[A run of records]
***

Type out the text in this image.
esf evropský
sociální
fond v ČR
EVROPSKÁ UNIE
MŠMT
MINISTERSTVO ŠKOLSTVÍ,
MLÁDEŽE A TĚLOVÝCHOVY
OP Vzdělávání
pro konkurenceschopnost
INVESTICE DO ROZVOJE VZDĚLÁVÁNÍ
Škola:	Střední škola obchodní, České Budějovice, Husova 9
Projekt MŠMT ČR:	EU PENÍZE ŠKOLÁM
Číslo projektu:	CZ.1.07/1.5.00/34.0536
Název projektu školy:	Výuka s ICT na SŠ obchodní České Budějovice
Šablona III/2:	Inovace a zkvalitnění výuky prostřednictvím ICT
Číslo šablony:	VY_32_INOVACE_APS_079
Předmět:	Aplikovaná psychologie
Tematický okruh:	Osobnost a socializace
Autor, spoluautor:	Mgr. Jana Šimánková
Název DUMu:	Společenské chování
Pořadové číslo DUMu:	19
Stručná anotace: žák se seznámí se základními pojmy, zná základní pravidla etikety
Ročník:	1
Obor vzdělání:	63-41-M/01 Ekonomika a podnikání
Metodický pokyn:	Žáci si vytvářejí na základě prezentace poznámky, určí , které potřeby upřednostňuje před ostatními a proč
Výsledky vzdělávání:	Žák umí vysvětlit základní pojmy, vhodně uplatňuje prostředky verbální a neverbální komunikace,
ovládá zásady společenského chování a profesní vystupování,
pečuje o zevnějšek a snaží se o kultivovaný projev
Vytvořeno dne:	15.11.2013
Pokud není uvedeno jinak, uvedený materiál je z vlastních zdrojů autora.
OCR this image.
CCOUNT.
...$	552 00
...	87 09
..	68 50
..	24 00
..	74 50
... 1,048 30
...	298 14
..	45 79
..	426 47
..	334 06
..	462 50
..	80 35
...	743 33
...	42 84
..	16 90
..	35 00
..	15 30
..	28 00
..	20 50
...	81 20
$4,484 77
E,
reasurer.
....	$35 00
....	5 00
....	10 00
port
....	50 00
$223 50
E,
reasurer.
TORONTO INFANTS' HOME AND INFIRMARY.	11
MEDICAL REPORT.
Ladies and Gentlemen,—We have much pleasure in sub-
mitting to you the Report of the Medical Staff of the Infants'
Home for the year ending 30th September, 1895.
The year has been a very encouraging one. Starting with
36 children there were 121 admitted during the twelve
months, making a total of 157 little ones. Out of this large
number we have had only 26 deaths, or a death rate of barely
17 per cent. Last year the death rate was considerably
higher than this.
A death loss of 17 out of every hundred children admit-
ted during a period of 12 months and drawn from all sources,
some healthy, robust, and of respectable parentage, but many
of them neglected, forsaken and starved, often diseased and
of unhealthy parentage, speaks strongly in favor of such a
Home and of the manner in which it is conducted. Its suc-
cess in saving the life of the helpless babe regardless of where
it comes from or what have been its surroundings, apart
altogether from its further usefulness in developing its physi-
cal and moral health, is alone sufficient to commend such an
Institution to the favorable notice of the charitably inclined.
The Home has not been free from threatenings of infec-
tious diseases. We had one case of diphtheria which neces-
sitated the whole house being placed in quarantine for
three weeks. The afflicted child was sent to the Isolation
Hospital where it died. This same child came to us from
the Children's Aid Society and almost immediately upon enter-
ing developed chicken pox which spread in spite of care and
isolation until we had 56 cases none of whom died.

***

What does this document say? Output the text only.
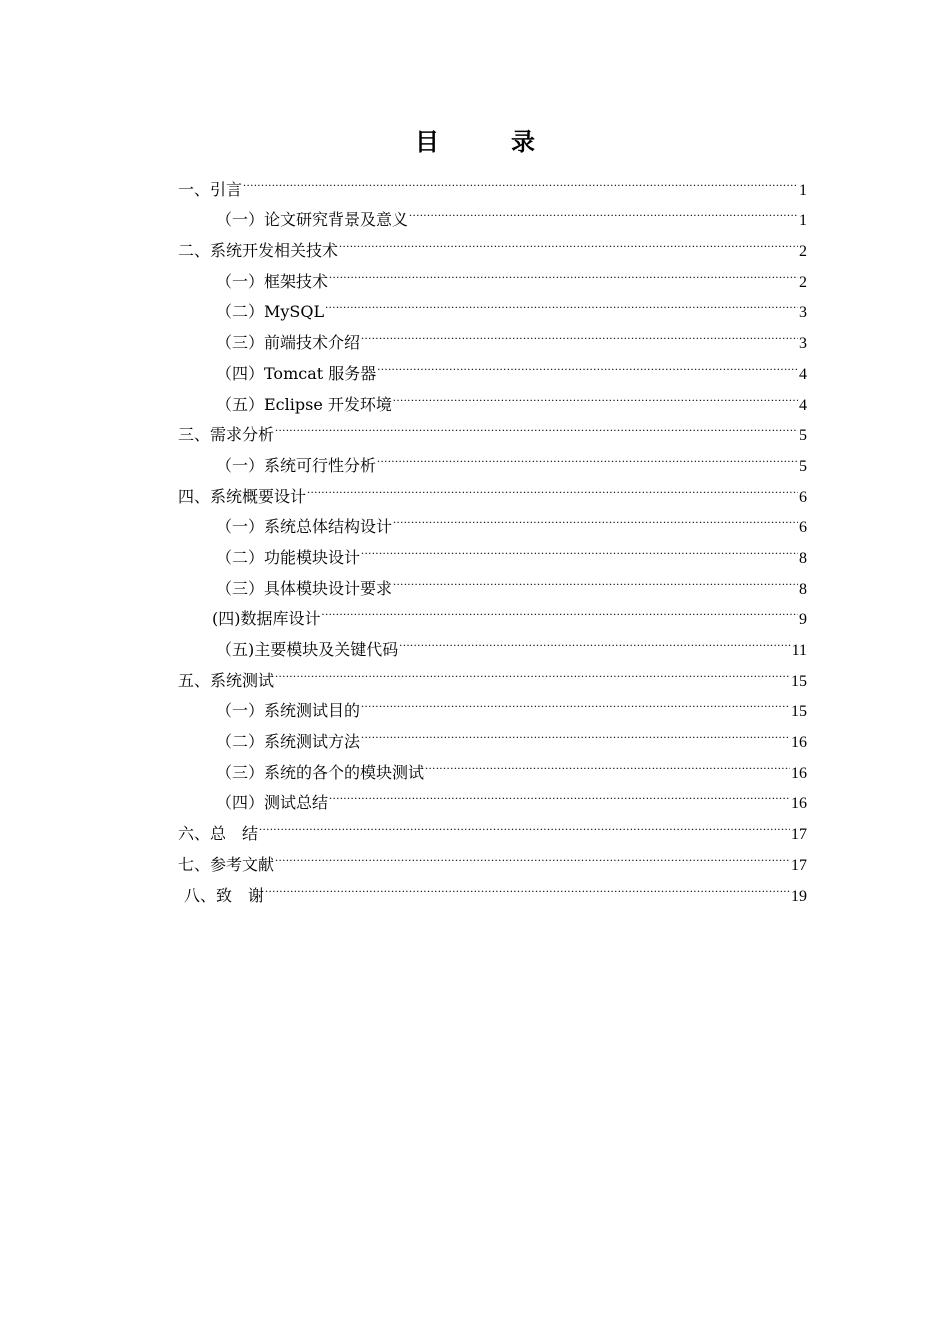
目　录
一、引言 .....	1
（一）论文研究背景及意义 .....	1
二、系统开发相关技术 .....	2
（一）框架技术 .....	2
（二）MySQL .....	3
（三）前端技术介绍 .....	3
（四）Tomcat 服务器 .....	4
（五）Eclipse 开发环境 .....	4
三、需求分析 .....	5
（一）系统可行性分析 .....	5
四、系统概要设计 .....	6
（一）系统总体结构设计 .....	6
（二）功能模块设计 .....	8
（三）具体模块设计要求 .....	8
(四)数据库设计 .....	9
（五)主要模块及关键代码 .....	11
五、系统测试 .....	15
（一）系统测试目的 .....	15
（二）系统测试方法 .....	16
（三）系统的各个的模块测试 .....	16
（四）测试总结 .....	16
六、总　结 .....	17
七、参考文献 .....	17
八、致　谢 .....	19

***

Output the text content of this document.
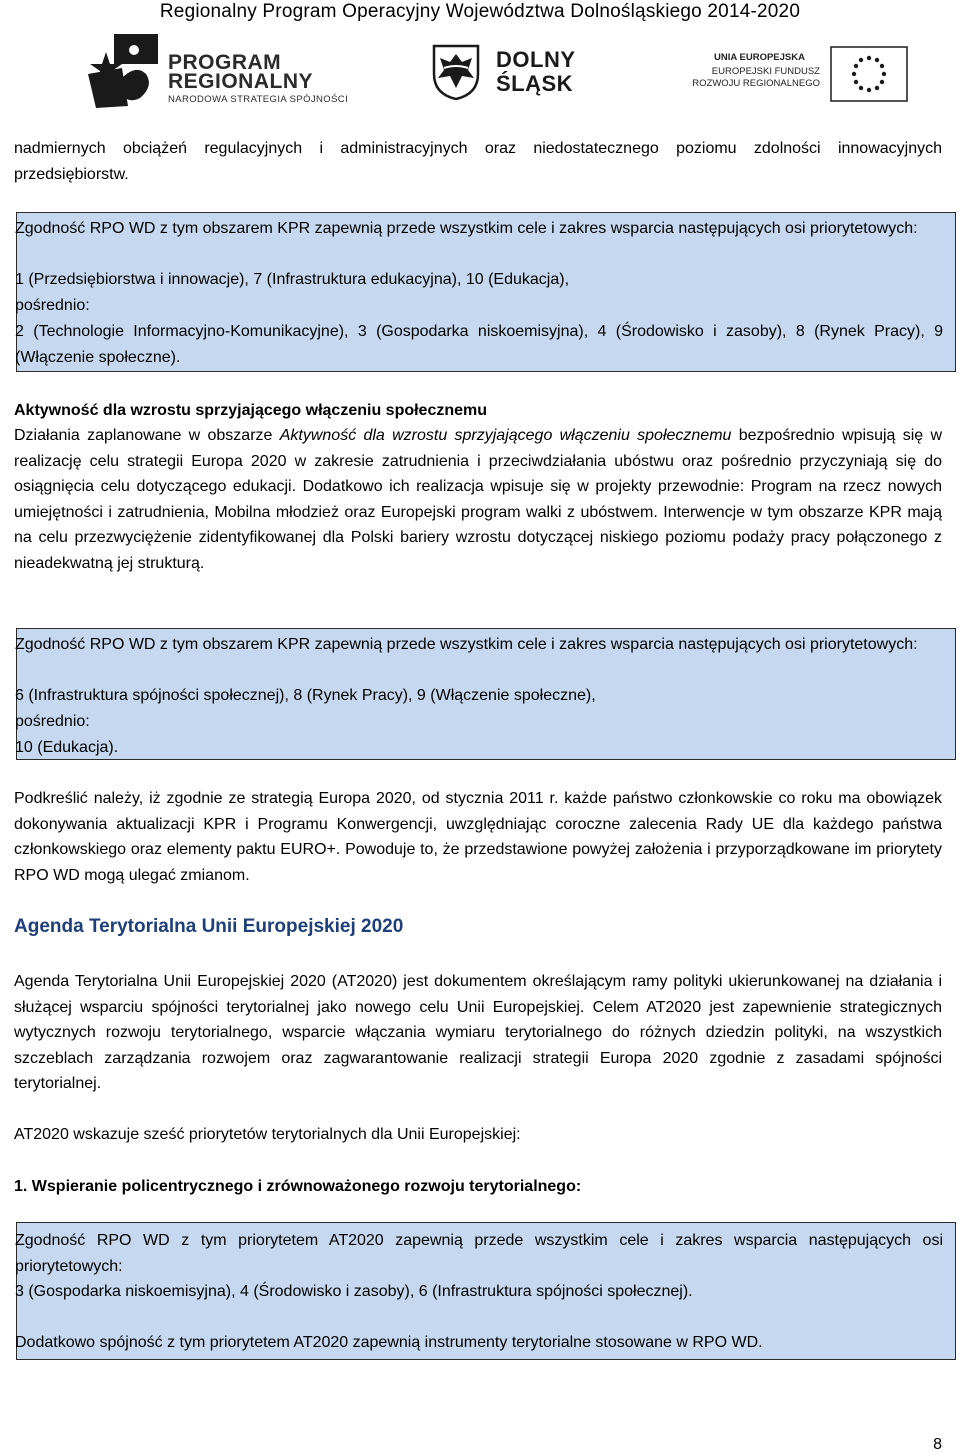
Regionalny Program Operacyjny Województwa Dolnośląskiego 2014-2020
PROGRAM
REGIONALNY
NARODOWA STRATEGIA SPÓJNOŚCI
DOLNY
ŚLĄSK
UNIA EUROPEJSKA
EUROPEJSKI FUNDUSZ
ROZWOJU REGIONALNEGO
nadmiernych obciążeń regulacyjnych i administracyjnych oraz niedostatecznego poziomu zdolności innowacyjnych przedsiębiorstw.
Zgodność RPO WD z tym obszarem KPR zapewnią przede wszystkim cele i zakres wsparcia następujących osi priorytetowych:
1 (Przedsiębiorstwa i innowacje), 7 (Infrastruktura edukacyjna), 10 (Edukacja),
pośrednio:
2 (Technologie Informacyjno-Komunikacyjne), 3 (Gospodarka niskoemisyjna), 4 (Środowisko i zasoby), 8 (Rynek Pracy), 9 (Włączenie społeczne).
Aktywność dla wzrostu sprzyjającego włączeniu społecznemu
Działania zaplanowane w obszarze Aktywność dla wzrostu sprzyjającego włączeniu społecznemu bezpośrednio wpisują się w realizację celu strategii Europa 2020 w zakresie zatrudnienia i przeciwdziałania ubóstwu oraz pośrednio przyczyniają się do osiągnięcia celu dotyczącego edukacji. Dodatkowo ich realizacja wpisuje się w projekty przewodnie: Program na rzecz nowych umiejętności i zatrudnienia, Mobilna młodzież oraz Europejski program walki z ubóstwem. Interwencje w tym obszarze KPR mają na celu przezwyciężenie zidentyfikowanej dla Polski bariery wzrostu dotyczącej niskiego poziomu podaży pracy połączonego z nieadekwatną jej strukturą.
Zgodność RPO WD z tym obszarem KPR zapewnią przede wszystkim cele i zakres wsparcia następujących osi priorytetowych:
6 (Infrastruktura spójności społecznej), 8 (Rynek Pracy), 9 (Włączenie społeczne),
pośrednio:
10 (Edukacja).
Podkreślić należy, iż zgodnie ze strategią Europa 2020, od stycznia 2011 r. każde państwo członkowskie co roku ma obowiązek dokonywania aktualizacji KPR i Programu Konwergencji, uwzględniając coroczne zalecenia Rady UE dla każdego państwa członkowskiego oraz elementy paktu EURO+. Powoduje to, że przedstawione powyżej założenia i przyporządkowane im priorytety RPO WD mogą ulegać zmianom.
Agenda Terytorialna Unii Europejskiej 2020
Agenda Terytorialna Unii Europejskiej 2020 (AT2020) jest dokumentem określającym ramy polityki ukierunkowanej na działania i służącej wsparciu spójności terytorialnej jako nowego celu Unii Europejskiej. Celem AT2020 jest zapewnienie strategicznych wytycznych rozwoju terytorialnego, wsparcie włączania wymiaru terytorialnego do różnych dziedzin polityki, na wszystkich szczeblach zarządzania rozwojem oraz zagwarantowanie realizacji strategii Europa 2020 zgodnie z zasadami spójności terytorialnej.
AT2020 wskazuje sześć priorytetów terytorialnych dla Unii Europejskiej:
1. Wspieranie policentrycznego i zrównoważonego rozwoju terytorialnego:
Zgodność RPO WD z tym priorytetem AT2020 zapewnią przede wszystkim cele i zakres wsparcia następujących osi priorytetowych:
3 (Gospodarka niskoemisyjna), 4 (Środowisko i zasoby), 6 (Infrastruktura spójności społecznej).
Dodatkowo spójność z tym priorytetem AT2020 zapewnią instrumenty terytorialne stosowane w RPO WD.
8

***

Show the lines of the material that contain the word "during".

36 children there were 121 admitted during the twelve
ted during a period of 12 months and drawn from all sources,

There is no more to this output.